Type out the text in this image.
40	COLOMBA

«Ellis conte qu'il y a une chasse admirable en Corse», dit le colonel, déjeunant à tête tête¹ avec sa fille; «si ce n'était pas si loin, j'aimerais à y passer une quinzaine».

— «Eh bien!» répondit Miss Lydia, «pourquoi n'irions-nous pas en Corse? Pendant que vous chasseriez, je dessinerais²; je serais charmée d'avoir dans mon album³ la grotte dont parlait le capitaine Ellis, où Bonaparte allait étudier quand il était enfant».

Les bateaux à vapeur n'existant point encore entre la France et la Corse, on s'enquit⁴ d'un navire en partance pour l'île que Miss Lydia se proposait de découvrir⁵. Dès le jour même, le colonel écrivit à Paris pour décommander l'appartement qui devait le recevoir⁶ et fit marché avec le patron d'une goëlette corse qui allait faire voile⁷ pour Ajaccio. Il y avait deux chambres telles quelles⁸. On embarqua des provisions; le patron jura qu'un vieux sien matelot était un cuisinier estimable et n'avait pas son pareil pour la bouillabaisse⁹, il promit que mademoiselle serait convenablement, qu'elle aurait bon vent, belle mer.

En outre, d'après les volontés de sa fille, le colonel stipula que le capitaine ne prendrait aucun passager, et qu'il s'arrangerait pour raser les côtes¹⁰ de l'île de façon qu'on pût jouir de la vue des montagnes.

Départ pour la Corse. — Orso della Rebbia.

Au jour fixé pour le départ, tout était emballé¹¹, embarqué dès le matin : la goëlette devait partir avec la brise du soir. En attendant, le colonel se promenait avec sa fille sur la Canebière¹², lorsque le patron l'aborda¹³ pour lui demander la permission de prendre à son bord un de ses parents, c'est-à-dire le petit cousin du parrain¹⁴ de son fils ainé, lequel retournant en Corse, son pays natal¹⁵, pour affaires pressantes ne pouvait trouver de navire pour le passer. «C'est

━━━━━━━━

Write the listing out again, exactly as shown above.

Type out the text in this image.
40	COLOMBA

«Ellis conte qu'il y a une chasse admirable en Corse», dit le colonel, déjeunant à tête tête¹ avec sa fille; «si ce n'était pas si loin, j'aimerais à y passer une quinzaine».

— «Eh bien!» répondit Miss Lydia, «pourquoi n'irions-nous pas en Corse? Pendant que vous chasseriez, je dessinerais²; je serais charmée d'avoir dans mon album³ la grotte dont parlait le capitaine Ellis, où Bonaparte allait étudier quand il était enfant».

Les bateaux à vapeur n'existant point encore entre la France et la Corse, on s'enquit⁴ d'un navire en partance pour l'île que Miss Lydia se proposait de découvrir⁵. Dès le jour même, le colonel écrivit à Paris pour décommander l'appartement qui devait le recevoir⁶ et fit marché avec le patron d'une goëlette corse qui allait faire voile⁷ pour Ajaccio. Il y avait deux chambres telles quelles⁸. On embarqua des provisions; le patron jura qu'un vieux sien matelot était un cuisinier estimable et n'avait pas son pareil pour la bouillabaisse⁹, il promit que mademoiselle serait convenablement, qu'elle aurait bon vent, belle mer.

En outre, d'après les volontés de sa fille, le colonel stipula que le capitaine ne prendrait aucun passager, et qu'il s'arrangerait pour raser les côtes¹⁰ de l'île de façon qu'on pût jouir de la vue des montagnes.

Départ pour la Corse. — Orso della Rebbia.

Au jour fixé pour le départ, tout était emballé¹¹, embarqué dès le matin : la goëlette devait partir avec la brise du soir. En attendant, le colonel se promenait avec sa fille sur la Canebière¹², lorsque le patron l'aborda¹³ pour lui demander la permission de prendre à son bord un de ses parents, c'est-à-dire le petit cousin du parrain¹⁴ de son fils ainé, lequel retournant en Corse, son pays natal¹⁵, pour affaires pressantes ne pouvait trouver de navire pour le passer. «C'est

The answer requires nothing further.